------ Recorded information

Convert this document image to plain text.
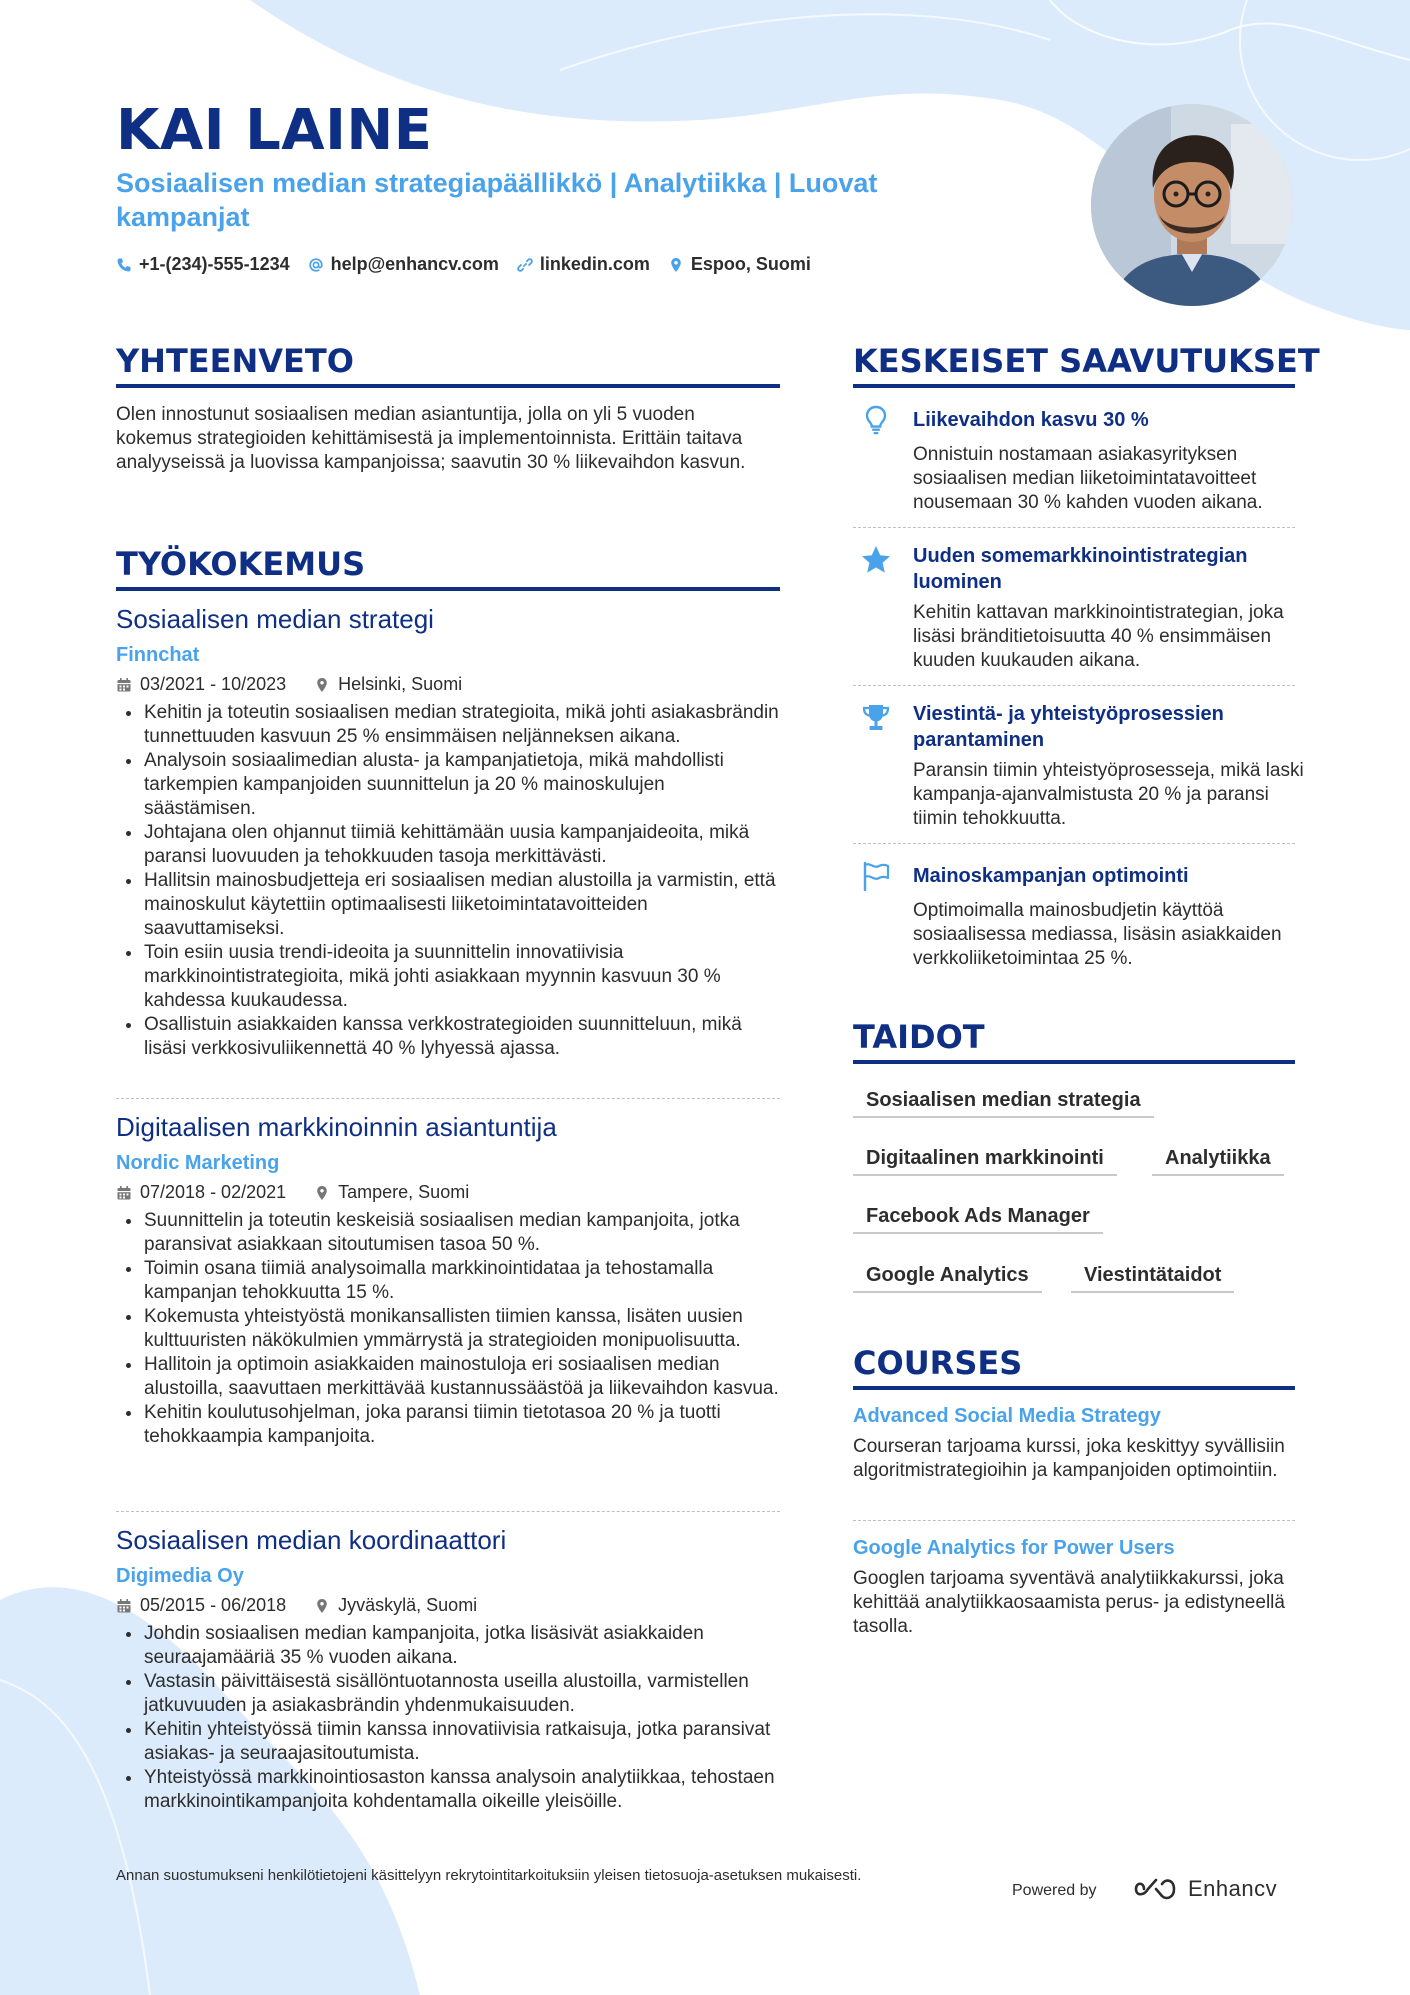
KAI LAINE
Sosiaalisen median strategiapäällikkö | Analytiikka | Luovat kampanjat
+1-(234)-555-1234 help@enhancv.com linkedin.com Espoo, Suomi
YHTEENVETO
Olen innostunut sosiaalisen median asiantuntija, jolla on yli 5 vuoden kokemus strategioiden kehittämisestä ja implementoinnista. Erittäin taitava analyyseissä ja luovissa kampanjoissa; saavutin 30 % liikevaihdon kasvun.
TYÖKOKEMUS
Sosiaalisen median strategi
Finnchat
03/2021 - 10/2023	Helsinki, Suomi
Kehitin ja toteutin sosiaalisen median strategioita, mikä johti asiakasbrändin tunnettuuden kasvuun 25 % ensimmäisen neljänneksen aikana.
Analysoin sosiaalimedian alusta- ja kampanjatietoja, mikä mahdollisti tarkempien kampanjoiden suunnittelun ja 20 % mainoskulujen säästämisen.
Johtajana olen ohjannut tiimiä kehittämään uusia kampanjaideoita, mikä paransi luovuuden ja tehokkuuden tasoja merkittävästi.
Hallitsin mainosbudjetteja eri sosiaalisen median alustoilla ja varmistin, että mainoskulut käytettiin optimaalisesti liiketoimintatavoitteiden saavuttamiseksi.
Toin esiin uusia trendi-ideoita ja suunnittelin innovatiivisia markkinointistrategioita, mikä johti asiakkaan myynnin kasvuun 30 % kahdessa kuukaudessa.
Osallistuin asiakkaiden kanssa verkkostrategioiden suunnitteluun, mikä lisäsi verkkosivuliikennettä 40 % lyhyessä ajassa.
Digitaalisen markkinoinnin asiantuntija
Nordic Marketing
07/2018 - 02/2021	Tampere, Suomi
Suunnittelin ja toteutin keskeisiä sosiaalisen median kampanjoita, jotka paransivat asiakkaan sitoutumisen tasoa 50 %.
Toimin osana tiimiä analysoimalla markkinointidataa ja tehostamalla kampanjan tehokkuutta 15 %.
Kokemusta yhteistyöstä monikansallisten tiimien kanssa, lisäten uusien kulttuuristen näkökulmien ymmärrystä ja strategioiden monipuolisuutta.
Hallitoin ja optimoin asiakkaiden mainostuloja eri sosiaalisen median alustoilla, saavuttaen merkittävää kustannussäästöä ja liikevaihdon kasvua.
Kehitin koulutusohjelman, joka paransi tiimin tietotasoa 20 % ja tuotti tehokkaampia kampanjoita.
Sosiaalisen median koordinaattori
Digimedia Oy
05/2015 - 06/2018	Jyväskylä, Suomi
Johdin sosiaalisen median kampanjoita, jotka lisäsivät asiakkaiden seuraajamääriä 35 % vuoden aikana.
Vastasin päivittäisestä sisällöntuotannosta useilla alustoilla, varmistellen jatkuvuuden ja asiakasbrändin yhdenmukaisuuden.
Kehitin yhteistyössä tiimin kanssa innovatiivisia ratkaisuja, jotka paransivat asiakas- ja seuraajasitoutumista.
Yhteistyössä markkinointiosaston kanssa analysoin analytiikkaa, tehostaen markkinointikampanjoita kohdentamalla oikeille yleisöille.
KESKEISET SAAVUTUKSET
Liikevaihdon kasvu 30 %
Onnistuin nostamaan asiakasyrityksen sosiaalisen median liiketoimintatavoitteet nousemaan 30 % kahden vuoden aikana.
Uuden somemarkkinointistrategian luominen
Kehitin kattavan markkinointistrategian, joka lisäsi bränditietoisuutta 40 % ensimmäisen kuuden kuukauden aikana.
Viestintä- ja yhteistyöprosessien parantaminen
Paransin tiimin yhteistyöprosesseja, mikä laski kampanja-ajanvalmistusta 20 % ja paransi tiimin tehokkuutta.
Mainoskampanjan optimointi
Optimoimalla mainosbudjetin käyttöä sosiaalisessa mediassa, lisäsin asiakkaiden verkkoliiketoimintaa 25 %.
TAIDOT
Sosiaalisen median strategia
Digitaalinen markkinointi	Analytiikka
Facebook Ads Manager
Google Analytics	Viestintätaidot
COURSES
Advanced Social Media Strategy
Courseran tarjoama kurssi, joka keskittyy syvällisiin algoritmistrategioihin ja kampanjoiden optimointiin.
Google Analytics for Power Users
Googlen tarjoama syventävä analytiikkakurssi, joka kehittää analytiikkaosaamista perus- ja edistyneellä tasolla.
Annan suostumukseni henkilötietojeni käsittelyyn rekrytointitarkoituksiin yleisen tietosuoja-asetuksen mukaisesti.
Powered by	Enhancv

------------

* What to work on
From the material above, reproduce everything verbatim except the pictures.

* Exercise response
Convert this document image to plain text.
KAI LAINE
Sosiaalisen median strategiapäällikkö | Analytiikka | Luovat kampanjat
+1-(234)-555-1234 help@enhancv.com linkedin.com Espoo, Suomi
YHTEENVETO
Olen innostunut sosiaalisen median asiantuntija, jolla on yli 5 vuoden kokemus strategioiden kehittämisestä ja implementoinnista. Erittäin taitava analyyseissä ja luovissa kampanjoissa; saavutin 30 % liikevaihdon kasvun.
TYÖKOKEMUS
Sosiaalisen median strategi
Finnchat
03/2021 - 10/2023	Helsinki, Suomi
Kehitin ja toteutin sosiaalisen median strategioita, mikä johti asiakasbrändin tunnettuuden kasvuun 25 % ensimmäisen neljänneksen aikana.
Analysoin sosiaalimedian alusta- ja kampanjatietoja, mikä mahdollisti tarkempien kampanjoiden suunnittelun ja 20 % mainoskulujen säästämisen.
Johtajana olen ohjannut tiimiä kehittämään uusia kampanjaideoita, mikä paransi luovuuden ja tehokkuuden tasoja merkittävästi.
Hallitsin mainosbudjetteja eri sosiaalisen median alustoilla ja varmistin, että mainoskulut käytettiin optimaalisesti liiketoimintatavoitteiden saavuttamiseksi.
Toin esiin uusia trendi-ideoita ja suunnittelin innovatiivisia markkinointistrategioita, mikä johti asiakkaan myynnin kasvuun 30 % kahdessa kuukaudessa.
Osallistuin asiakkaiden kanssa verkkostrategioiden suunnitteluun, mikä lisäsi verkkosivuliikennettä 40 % lyhyessä ajassa.
Digitaalisen markkinoinnin asiantuntija
Nordic Marketing
07/2018 - 02/2021	Tampere, Suomi
Suunnittelin ja toteutin keskeisiä sosiaalisen median kampanjoita, jotka paransivat asiakkaan sitoutumisen tasoa 50 %.
Toimin osana tiimiä analysoimalla markkinointidataa ja tehostamalla kampanjan tehokkuutta 15 %.
Kokemusta yhteistyöstä monikansallisten tiimien kanssa, lisäten uusien kulttuuristen näkökulmien ymmärrystä ja strategioiden monipuolisuutta.
Hallitoin ja optimoin asiakkaiden mainostuloja eri sosiaalisen median alustoilla, saavuttaen merkittävää kustannussäästöä ja liikevaihdon kasvua.
Kehitin koulutusohjelman, joka paransi tiimin tietotasoa 20 % ja tuotti tehokkaampia kampanjoita.
Sosiaalisen median koordinaattori
Digimedia Oy
05/2015 - 06/2018	Jyväskylä, Suomi
Johdin sosiaalisen median kampanjoita, jotka lisäsivät asiakkaiden seuraajamääriä 35 % vuoden aikana.
Vastasin päivittäisestä sisällöntuotannosta useilla alustoilla, varmistellen jatkuvuuden ja asiakasbrändin yhdenmukaisuuden.
Kehitin yhteistyössä tiimin kanssa innovatiivisia ratkaisuja, jotka paransivat asiakas- ja seuraajasitoutumista.
Yhteistyössä markkinointiosaston kanssa analysoin analytiikkaa, tehostaen markkinointikampanjoita kohdentamalla oikeille yleisöille.
KESKEISET SAAVUTUKSET
Liikevaihdon kasvu 30 %
Onnistuin nostamaan asiakasyrityksen sosiaalisen median liiketoimintatavoitteet nousemaan 30 % kahden vuoden aikana.
Uuden somemarkkinointistrategian luominen
Kehitin kattavan markkinointistrategian, joka lisäsi bränditietoisuutta 40 % ensimmäisen kuuden kuukauden aikana.
Viestintä- ja yhteistyöprosessien parantaminen
Paransin tiimin yhteistyöprosesseja, mikä laski kampanja-ajanvalmistusta 20 % ja paransi tiimin tehokkuutta.
Mainoskampanjan optimointi
Optimoimalla mainosbudjetin käyttöä sosiaalisessa mediassa, lisäsin asiakkaiden verkkoliiketoimintaa 25 %.
TAIDOT
Sosiaalisen median strategia
Digitaalinen markkinointi	Analytiikka
Facebook Ads Manager
Google Analytics	Viestintätaidot
COURSES
Advanced Social Media Strategy
Courseran tarjoama kurssi, joka keskittyy syvällisiin algoritmistrategioihin ja kampanjoiden optimointiin.
Google Analytics for Power Users
Googlen tarjoama syventävä analytiikkakurssi, joka kehittää analytiikkaosaamista perus- ja edistyneellä tasolla.
Annan suostumukseni henkilötietojeni käsittelyyn rekrytointitarkoituksiin yleisen tietosuoja-asetuksen mukaisesti.
Powered by	Enhancv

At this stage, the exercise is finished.